### Data for this task
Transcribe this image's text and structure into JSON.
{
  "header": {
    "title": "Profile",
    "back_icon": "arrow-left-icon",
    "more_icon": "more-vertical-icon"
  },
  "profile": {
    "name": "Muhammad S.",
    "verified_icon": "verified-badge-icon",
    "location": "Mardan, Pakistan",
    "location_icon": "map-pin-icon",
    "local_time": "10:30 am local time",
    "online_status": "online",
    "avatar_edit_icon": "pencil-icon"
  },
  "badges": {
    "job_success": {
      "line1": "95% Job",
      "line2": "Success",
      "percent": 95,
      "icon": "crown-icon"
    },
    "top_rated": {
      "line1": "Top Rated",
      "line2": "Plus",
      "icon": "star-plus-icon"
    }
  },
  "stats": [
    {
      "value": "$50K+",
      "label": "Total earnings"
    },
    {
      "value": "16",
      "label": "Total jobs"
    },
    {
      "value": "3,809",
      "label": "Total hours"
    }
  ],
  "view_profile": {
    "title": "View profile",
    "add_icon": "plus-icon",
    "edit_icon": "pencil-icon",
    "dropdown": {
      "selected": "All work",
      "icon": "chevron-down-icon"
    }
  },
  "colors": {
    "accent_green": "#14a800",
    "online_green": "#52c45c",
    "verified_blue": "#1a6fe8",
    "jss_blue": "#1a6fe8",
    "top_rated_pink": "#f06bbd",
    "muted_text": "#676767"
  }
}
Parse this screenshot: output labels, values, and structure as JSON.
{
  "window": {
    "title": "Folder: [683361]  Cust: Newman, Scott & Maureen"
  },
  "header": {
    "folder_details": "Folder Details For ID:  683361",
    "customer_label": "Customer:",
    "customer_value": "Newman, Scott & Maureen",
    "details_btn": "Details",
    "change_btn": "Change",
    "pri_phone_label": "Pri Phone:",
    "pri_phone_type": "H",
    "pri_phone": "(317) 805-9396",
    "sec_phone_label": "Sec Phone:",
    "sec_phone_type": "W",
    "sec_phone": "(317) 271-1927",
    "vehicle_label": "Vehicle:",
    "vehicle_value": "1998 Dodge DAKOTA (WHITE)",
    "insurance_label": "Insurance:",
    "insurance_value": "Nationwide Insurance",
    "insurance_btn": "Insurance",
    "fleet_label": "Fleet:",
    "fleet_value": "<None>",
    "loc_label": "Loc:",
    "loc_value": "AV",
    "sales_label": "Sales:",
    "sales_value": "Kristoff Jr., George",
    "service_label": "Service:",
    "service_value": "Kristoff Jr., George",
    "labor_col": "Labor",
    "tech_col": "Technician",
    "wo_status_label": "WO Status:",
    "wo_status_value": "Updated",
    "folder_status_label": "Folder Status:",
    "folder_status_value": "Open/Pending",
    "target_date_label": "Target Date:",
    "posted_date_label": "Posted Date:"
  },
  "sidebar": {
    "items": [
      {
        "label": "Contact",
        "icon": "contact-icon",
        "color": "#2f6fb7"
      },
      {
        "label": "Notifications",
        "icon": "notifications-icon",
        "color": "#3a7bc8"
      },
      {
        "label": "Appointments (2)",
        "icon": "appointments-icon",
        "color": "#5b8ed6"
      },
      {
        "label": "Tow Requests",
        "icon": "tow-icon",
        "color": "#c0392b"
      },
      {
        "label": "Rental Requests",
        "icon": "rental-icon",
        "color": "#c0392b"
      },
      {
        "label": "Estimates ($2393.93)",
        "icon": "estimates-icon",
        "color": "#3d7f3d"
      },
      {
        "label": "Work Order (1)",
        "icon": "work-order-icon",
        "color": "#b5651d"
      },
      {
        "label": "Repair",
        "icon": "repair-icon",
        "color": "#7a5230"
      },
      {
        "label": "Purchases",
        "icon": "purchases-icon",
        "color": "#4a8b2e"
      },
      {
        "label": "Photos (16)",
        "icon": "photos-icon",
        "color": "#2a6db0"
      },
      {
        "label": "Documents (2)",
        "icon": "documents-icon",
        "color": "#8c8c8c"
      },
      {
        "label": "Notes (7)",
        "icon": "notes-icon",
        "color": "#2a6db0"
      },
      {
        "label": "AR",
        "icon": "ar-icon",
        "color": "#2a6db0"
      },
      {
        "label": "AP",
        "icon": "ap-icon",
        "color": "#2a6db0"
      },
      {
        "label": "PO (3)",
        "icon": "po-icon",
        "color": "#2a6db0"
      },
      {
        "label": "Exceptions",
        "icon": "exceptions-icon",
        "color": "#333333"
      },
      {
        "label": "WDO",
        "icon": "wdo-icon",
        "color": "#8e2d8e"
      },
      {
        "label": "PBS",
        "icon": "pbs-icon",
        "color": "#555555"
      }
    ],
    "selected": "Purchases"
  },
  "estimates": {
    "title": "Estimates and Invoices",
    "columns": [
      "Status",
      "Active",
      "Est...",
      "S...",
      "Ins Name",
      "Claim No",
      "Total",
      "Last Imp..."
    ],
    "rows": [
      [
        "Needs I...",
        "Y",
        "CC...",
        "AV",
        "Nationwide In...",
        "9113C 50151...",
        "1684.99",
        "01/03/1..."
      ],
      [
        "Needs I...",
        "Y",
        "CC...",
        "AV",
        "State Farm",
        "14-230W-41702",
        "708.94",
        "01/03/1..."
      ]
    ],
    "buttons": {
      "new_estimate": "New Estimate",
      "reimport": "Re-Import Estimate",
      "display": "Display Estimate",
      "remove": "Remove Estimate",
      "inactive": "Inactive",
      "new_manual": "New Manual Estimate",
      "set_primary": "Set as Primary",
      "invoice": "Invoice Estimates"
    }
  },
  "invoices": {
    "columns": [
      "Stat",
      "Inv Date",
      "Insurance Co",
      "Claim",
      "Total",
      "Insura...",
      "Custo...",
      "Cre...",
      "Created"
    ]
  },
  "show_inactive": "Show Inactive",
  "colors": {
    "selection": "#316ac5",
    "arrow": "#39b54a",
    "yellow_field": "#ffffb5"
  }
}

### Directive
Find all lines where the word "selected" appears. Copy them.

### The response
      "selected": "All work",
    "selected": "Purchases"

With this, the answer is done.